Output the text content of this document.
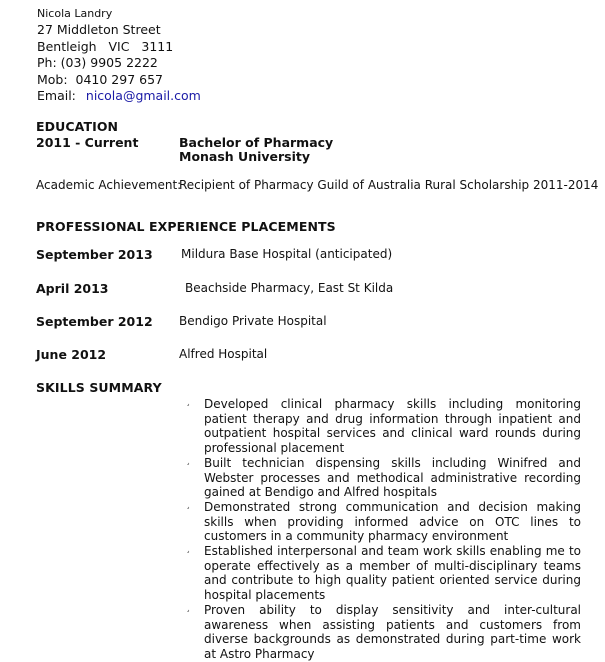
Nicola Landry
27 Middleton Street
Bentleigh   VIC   3111
Ph: (03) 9905 2222
Mob:  0410 297 657
Email: nicola@gmail.com
EDUCATION
2011 - Current	Bachelor of Pharmacy
Monash University
Academic Achievement:
Recipient of Pharmacy Guild of Australia Rural Scholarship 2011-2014
PROFESSIONAL EXPERIENCE PLACEMENTS
September 2013 Mildura Base Hospital (anticipated)
April 2013	Beachside Pharmacy, East St Kilda
September 2012 Bendigo Private Hospital
June 2012	Alfred Hospital
SKILLS SUMMARY
¸ Developed clinical pharmacy skills including monitoring patient therapy and drug information through inpatient and outpatient hospital services and clinical ward rounds during professional placement
¸ Built technician dispensing skills including Winifred and Webster processes and methodical administrative recording gained at Bendigo and Alfred hospitals
¸ Demonstrated strong communication and decision making skills when providing informed advice on OTC lines to customers in a community pharmacy environment
¸ Established interpersonal and team work skills enabling me to operate effectively as a member of multi-disciplinary teams and contribute to high quality patient oriented service during hospital placements
¸ Proven ability to display sensitivity and inter-cultural awareness when assisting patients and customers from diverse backgrounds as demonstrated during part-time work at Astro Pharmacy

======

→ **YOUR GOAL**
Counting only lines that contain the word "customers", give the number found in the data, and nothing else.

→ **OUTPUT FOR THIS EXERCISE**
2